The exercise » Keep only those lines of the records that include the string "Read".

Given data »
--------

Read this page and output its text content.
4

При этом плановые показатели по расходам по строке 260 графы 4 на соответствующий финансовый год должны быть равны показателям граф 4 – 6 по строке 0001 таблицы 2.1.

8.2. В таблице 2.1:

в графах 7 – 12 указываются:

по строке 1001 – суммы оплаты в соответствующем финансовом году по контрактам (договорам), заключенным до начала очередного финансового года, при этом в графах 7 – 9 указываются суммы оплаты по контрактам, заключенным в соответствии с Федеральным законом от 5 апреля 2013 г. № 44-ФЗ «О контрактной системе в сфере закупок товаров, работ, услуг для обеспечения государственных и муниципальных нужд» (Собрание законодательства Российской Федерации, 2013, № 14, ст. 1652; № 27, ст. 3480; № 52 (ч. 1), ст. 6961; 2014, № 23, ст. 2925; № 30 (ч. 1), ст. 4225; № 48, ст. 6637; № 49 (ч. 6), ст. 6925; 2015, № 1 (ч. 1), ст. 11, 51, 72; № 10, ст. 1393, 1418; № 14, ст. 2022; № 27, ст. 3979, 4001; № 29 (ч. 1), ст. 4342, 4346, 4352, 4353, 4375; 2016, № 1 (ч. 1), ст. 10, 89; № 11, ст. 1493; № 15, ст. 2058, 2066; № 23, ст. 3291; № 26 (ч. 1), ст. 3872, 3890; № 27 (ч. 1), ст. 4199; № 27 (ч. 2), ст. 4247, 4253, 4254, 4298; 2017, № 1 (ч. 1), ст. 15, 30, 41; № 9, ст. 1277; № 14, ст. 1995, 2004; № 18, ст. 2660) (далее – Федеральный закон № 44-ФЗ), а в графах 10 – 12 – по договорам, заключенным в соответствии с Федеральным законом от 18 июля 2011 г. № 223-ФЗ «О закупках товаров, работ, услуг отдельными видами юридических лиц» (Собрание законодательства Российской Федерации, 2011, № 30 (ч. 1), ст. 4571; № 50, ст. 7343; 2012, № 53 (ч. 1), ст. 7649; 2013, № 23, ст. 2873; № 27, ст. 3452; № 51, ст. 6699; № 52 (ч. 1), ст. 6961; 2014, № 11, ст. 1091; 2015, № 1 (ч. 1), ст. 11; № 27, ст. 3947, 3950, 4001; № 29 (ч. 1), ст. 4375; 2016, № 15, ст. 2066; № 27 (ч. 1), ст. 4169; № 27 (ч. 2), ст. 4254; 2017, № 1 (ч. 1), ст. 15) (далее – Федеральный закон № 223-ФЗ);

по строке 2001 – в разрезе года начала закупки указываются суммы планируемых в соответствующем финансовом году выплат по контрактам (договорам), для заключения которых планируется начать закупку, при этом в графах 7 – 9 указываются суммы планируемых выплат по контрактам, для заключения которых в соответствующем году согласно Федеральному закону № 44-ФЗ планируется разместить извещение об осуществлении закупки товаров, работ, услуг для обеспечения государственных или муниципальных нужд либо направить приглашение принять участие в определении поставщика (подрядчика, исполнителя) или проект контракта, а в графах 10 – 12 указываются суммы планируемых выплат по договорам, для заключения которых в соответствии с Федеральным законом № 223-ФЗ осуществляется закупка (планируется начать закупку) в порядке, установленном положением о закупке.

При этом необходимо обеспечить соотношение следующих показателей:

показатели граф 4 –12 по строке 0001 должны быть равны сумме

--------

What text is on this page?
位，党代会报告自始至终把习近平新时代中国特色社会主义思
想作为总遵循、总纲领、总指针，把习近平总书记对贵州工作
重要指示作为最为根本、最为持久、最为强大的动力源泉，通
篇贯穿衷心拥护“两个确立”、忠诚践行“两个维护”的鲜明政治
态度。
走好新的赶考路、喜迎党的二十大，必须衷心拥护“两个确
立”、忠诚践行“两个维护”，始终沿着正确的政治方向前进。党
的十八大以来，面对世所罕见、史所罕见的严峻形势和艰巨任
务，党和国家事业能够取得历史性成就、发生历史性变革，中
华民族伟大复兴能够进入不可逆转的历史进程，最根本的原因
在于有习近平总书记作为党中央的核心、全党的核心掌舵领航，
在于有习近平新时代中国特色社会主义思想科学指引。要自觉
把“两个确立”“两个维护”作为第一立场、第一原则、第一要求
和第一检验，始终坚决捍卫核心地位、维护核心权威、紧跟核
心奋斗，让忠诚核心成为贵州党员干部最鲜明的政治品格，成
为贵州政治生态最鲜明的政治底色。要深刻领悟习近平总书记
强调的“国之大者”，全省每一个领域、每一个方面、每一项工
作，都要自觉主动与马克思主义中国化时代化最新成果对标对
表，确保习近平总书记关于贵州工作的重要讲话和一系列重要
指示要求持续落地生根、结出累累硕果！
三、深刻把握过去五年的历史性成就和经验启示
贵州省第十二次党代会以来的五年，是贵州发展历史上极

--------

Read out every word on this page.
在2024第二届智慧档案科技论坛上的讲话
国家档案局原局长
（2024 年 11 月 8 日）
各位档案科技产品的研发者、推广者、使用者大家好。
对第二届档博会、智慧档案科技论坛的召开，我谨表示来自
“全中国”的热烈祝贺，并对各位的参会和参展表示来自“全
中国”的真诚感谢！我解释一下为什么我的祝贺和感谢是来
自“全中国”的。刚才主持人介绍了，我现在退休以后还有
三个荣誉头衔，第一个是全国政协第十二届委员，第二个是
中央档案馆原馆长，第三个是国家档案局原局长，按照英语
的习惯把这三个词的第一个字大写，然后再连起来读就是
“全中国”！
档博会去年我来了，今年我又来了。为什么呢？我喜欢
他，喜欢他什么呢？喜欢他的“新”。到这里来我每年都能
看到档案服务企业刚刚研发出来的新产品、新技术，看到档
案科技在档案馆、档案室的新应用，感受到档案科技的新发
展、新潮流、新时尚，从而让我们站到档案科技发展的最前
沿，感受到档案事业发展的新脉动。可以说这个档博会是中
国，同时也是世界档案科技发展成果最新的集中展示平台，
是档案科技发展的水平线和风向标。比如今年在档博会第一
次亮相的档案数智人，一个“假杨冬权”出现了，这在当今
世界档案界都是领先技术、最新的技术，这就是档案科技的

--------

Finished task »
Read this page and output its text content.
Read out every word on this page.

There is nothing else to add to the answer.